§ EXERCISE OBJECTIVE: Copy out each line of the material in which the word "JSON" appears.

[Chart and figure data]
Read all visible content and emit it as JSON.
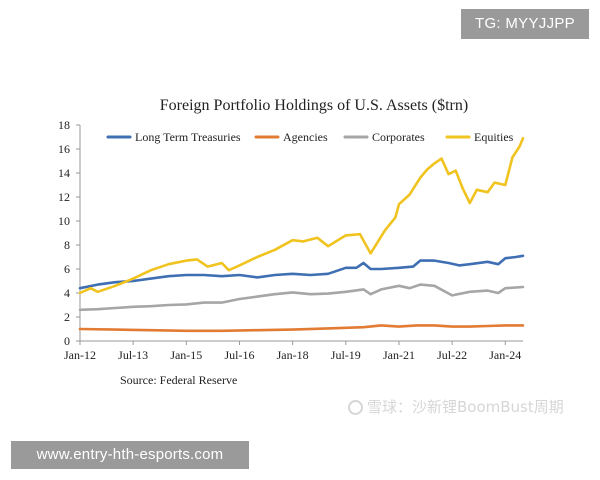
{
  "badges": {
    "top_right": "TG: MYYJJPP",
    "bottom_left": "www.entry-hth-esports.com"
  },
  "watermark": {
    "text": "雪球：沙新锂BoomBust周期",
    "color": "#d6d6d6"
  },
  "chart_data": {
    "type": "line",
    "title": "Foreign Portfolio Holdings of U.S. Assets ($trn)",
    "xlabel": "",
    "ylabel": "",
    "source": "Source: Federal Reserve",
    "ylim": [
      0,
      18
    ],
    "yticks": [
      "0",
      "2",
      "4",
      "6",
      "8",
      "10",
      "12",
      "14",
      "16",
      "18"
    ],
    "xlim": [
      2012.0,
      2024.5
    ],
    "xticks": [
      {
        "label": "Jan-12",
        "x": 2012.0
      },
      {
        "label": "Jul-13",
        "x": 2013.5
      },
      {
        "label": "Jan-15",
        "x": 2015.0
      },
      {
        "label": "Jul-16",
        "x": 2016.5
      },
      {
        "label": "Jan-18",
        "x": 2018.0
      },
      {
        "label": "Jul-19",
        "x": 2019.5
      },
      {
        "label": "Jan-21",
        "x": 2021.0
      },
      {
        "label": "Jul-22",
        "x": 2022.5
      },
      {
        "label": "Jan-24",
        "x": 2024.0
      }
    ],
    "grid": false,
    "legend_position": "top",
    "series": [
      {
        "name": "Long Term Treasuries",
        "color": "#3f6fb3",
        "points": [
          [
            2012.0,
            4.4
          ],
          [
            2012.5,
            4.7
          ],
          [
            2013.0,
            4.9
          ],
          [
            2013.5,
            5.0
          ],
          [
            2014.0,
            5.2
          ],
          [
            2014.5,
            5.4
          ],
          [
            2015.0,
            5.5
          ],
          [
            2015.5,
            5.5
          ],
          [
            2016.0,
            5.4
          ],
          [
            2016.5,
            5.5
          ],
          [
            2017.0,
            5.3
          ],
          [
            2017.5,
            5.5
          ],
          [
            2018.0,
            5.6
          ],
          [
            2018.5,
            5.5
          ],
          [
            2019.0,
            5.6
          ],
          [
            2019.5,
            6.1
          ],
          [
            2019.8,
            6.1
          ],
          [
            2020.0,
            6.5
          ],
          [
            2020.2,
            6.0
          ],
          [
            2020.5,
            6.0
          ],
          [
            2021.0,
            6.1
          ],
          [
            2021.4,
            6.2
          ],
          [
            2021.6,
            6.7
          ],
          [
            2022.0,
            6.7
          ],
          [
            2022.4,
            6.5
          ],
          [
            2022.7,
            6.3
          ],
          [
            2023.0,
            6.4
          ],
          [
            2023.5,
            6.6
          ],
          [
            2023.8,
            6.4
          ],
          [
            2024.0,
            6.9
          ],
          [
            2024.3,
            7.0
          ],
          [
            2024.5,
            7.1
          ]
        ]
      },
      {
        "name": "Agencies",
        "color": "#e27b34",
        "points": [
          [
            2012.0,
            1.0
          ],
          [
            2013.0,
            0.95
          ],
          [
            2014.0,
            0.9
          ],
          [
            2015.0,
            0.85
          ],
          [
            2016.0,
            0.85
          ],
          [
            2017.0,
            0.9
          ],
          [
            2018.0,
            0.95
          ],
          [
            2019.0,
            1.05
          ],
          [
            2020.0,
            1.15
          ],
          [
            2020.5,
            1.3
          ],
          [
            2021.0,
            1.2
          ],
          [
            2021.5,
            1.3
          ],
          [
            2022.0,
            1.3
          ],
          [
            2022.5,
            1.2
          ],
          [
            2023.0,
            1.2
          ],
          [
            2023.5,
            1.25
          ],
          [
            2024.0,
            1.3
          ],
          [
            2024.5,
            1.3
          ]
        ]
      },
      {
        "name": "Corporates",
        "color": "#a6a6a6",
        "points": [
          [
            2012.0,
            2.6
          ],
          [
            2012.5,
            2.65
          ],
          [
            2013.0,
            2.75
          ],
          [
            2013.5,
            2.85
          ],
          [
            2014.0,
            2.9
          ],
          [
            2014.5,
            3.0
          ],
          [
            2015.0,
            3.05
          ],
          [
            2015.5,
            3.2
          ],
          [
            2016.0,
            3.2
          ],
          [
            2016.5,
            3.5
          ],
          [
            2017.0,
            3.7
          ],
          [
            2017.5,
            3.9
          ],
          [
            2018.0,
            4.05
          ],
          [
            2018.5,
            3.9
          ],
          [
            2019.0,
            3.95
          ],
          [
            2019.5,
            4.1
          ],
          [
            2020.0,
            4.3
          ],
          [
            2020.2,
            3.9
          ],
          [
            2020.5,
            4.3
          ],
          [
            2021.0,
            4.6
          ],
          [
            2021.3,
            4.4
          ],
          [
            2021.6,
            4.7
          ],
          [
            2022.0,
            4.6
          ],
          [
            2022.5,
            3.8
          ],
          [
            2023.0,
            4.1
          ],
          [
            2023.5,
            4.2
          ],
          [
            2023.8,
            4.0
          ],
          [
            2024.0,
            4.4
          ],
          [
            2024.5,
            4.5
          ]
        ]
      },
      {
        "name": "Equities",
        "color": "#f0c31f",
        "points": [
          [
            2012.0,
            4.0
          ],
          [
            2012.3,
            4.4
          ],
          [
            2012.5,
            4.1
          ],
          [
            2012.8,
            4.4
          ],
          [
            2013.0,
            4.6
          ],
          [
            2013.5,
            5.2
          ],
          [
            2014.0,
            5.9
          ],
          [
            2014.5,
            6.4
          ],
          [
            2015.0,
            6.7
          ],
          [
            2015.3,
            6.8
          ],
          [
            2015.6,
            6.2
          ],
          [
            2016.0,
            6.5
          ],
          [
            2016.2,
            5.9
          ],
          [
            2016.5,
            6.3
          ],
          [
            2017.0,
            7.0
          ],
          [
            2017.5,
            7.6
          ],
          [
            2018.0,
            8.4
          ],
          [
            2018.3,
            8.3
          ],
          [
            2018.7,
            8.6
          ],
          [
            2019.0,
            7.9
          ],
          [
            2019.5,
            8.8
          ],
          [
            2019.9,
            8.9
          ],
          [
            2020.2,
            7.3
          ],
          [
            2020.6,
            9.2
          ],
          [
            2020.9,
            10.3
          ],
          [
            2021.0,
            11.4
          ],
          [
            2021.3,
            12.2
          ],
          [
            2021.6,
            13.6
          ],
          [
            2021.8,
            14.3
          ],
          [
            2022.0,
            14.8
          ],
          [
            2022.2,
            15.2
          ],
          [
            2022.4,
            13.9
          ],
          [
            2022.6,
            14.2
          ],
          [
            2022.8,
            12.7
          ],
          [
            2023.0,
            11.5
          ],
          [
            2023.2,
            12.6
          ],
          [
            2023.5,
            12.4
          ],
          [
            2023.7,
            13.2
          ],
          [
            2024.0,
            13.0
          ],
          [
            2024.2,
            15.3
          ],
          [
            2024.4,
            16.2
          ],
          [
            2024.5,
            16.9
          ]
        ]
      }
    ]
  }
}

==

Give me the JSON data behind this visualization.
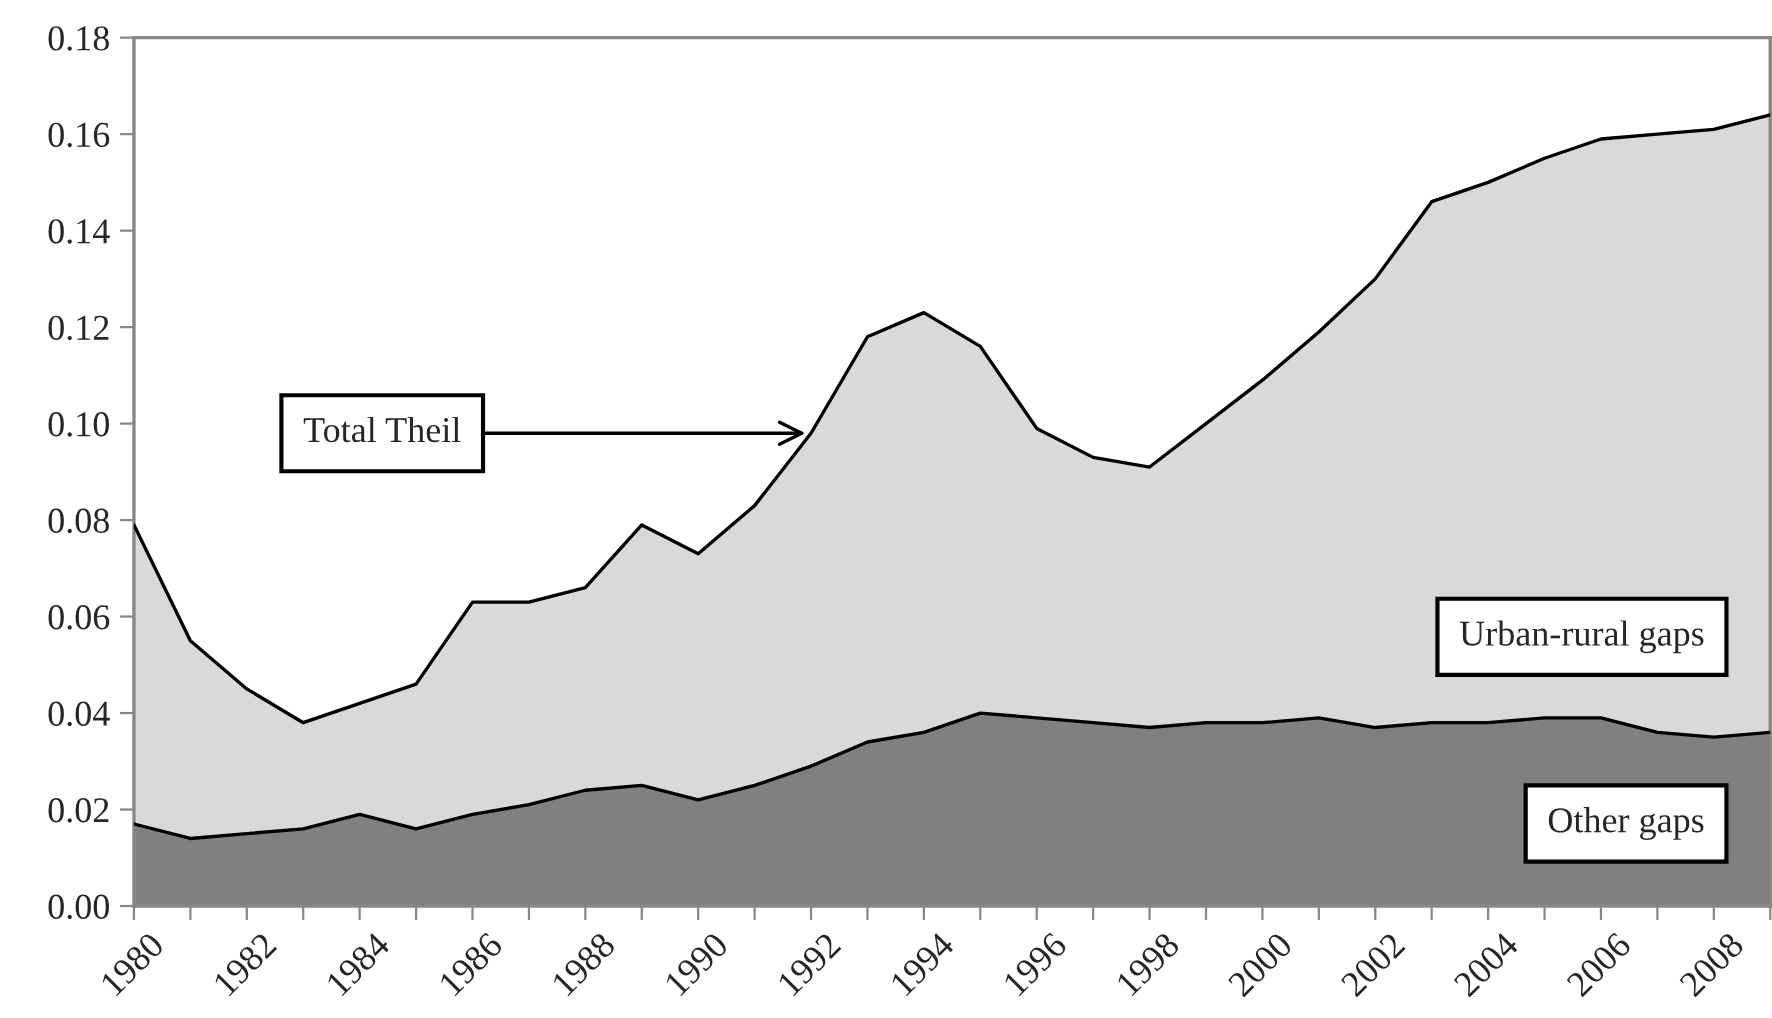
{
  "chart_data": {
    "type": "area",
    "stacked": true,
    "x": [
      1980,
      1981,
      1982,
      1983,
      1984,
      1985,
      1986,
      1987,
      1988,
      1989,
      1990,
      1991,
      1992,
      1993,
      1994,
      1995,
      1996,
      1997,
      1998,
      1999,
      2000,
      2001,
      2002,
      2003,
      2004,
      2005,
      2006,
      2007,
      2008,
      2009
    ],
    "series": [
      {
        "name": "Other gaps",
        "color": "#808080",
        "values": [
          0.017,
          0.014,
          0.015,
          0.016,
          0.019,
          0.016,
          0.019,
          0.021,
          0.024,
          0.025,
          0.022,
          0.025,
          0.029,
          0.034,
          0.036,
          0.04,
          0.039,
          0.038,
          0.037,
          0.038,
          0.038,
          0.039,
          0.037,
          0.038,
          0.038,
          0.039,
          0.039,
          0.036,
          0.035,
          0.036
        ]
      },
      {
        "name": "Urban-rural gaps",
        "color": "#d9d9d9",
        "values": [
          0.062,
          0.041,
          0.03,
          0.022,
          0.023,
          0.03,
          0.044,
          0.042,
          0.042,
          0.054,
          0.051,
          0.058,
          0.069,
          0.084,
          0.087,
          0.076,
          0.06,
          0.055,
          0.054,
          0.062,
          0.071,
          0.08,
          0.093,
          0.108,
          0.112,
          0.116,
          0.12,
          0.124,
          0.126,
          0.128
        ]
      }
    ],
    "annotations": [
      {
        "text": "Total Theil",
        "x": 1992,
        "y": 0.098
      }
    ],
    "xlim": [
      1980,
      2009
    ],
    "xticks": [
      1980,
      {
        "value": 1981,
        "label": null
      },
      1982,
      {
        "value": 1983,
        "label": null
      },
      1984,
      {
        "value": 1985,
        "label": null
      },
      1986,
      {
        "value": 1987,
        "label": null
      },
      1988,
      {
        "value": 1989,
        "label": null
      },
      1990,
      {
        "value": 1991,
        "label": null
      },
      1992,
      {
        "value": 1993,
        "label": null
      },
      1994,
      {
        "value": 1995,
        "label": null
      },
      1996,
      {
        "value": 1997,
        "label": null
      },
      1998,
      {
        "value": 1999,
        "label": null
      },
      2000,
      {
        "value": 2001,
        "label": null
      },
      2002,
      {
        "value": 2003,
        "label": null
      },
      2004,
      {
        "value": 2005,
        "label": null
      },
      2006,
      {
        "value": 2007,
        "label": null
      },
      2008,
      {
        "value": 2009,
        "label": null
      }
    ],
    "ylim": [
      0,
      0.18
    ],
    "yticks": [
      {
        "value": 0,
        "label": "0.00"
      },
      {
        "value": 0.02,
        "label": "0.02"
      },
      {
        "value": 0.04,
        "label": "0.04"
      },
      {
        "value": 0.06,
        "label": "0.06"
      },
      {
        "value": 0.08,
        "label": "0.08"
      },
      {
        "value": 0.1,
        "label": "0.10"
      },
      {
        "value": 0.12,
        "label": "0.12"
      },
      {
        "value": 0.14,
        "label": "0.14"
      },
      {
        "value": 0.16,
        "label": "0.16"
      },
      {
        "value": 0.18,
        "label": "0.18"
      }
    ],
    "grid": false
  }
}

--

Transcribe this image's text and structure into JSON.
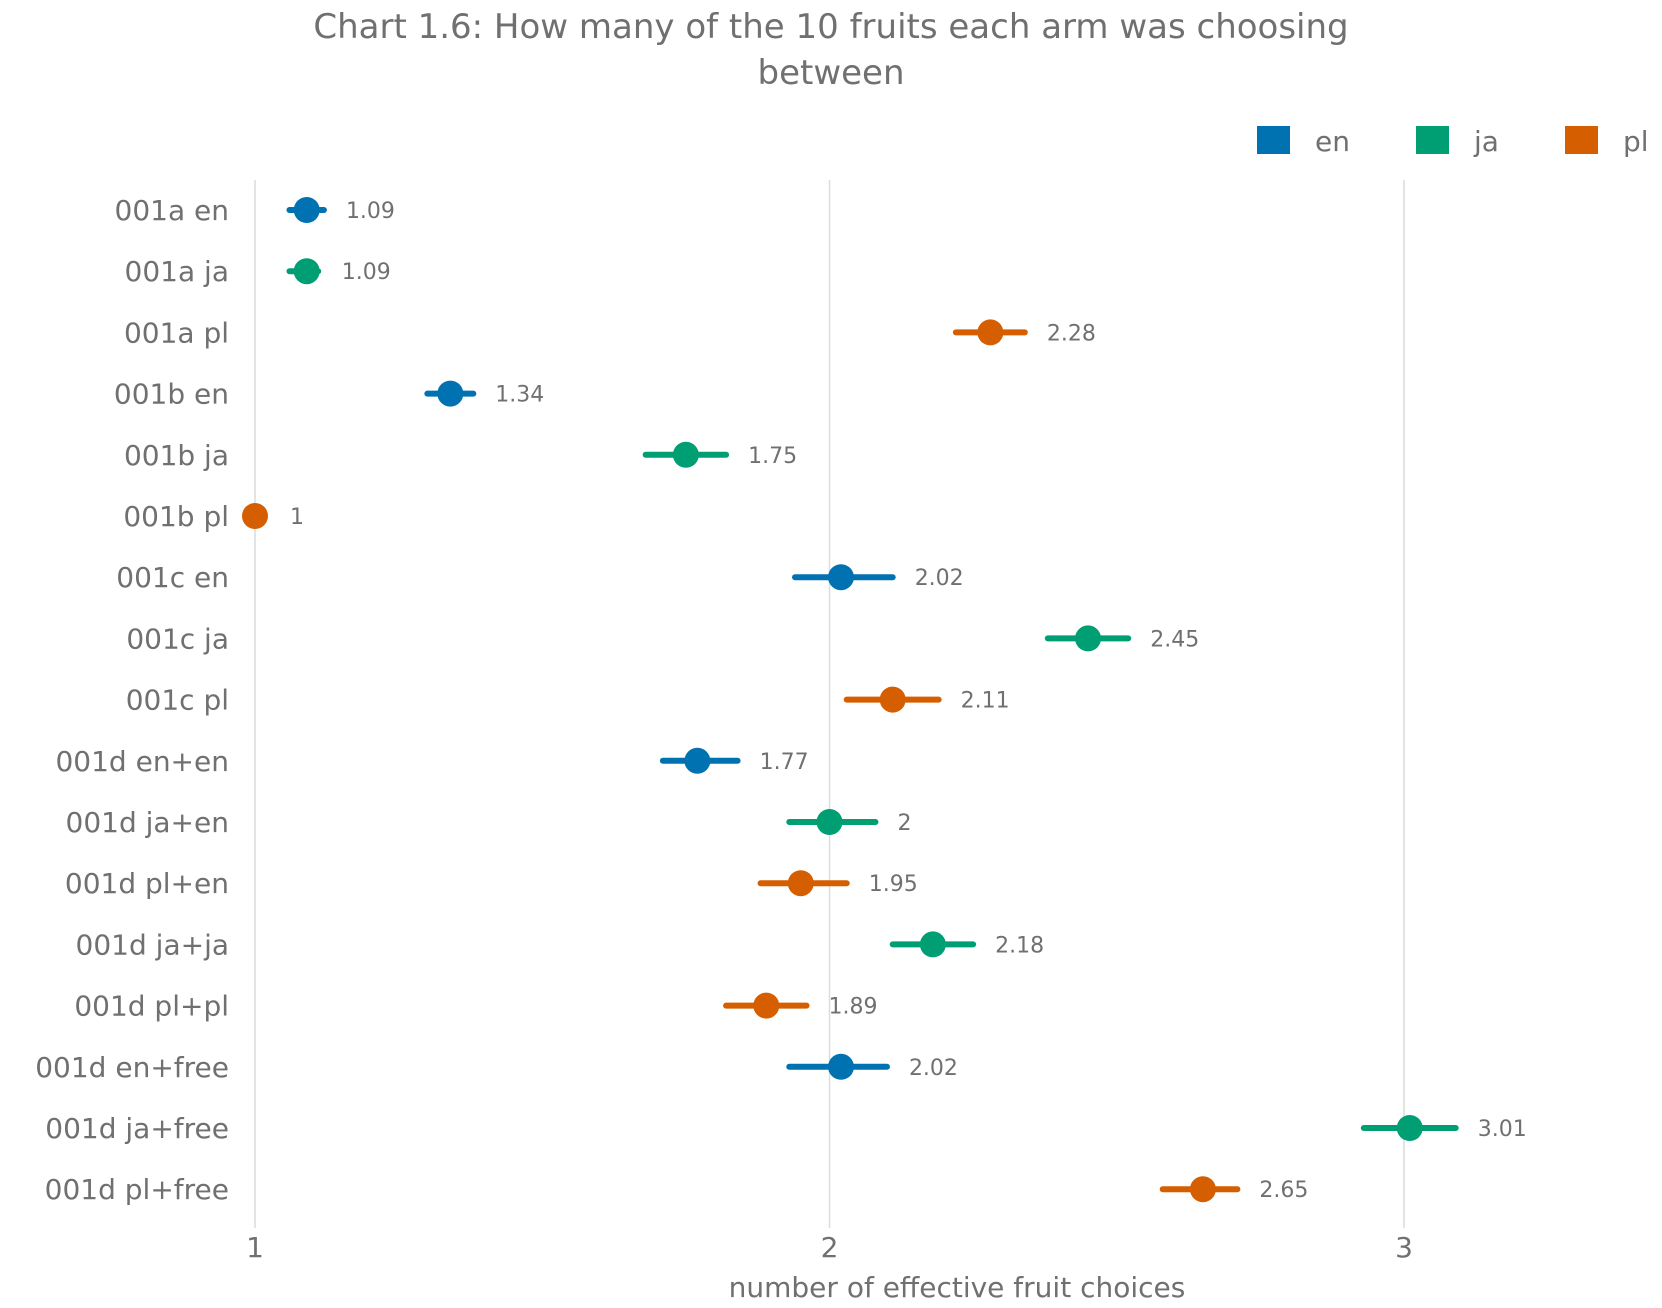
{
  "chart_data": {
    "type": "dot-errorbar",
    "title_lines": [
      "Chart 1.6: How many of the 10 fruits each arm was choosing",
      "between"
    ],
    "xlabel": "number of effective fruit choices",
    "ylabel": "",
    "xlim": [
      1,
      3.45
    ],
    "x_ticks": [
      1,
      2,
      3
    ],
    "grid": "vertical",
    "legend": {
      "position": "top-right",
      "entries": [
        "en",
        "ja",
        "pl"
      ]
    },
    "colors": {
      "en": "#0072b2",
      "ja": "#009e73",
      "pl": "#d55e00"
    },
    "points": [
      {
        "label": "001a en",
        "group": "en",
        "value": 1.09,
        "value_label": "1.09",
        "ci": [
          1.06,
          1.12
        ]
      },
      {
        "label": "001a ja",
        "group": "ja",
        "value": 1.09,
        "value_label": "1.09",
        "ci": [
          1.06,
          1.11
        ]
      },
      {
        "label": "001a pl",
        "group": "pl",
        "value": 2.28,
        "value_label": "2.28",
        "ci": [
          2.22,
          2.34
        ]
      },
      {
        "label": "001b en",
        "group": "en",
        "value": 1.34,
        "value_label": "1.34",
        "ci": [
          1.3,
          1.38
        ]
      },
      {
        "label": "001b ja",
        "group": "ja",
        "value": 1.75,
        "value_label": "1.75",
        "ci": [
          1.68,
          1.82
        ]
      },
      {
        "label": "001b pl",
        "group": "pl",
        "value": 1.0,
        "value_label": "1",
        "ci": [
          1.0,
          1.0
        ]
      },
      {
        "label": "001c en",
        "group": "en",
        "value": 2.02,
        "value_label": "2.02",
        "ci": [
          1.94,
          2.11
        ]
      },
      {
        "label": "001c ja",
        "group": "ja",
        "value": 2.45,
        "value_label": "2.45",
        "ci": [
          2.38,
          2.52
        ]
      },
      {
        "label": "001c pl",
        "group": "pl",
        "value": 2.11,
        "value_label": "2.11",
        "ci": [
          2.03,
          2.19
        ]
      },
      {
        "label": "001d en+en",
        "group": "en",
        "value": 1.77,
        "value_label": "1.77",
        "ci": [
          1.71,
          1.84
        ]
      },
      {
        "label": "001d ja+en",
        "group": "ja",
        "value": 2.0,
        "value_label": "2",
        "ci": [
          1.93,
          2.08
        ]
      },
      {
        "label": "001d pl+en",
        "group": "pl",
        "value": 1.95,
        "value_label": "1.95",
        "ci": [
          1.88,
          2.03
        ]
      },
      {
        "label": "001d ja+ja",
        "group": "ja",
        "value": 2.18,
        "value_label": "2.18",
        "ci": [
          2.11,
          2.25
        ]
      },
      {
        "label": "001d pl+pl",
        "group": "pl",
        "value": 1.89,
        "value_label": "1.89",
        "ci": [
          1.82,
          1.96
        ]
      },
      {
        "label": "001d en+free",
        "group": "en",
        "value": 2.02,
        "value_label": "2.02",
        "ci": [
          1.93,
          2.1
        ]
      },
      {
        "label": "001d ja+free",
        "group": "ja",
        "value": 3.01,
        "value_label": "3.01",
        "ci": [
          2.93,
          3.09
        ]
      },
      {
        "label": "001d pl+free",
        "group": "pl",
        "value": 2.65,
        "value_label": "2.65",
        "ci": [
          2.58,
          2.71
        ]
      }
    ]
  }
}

§ FULL OUTPUT:
Read all visible content and emit it as JSON.
Give me the JSON data behind this visualization.
Transcribe this image's text and structure into JSON.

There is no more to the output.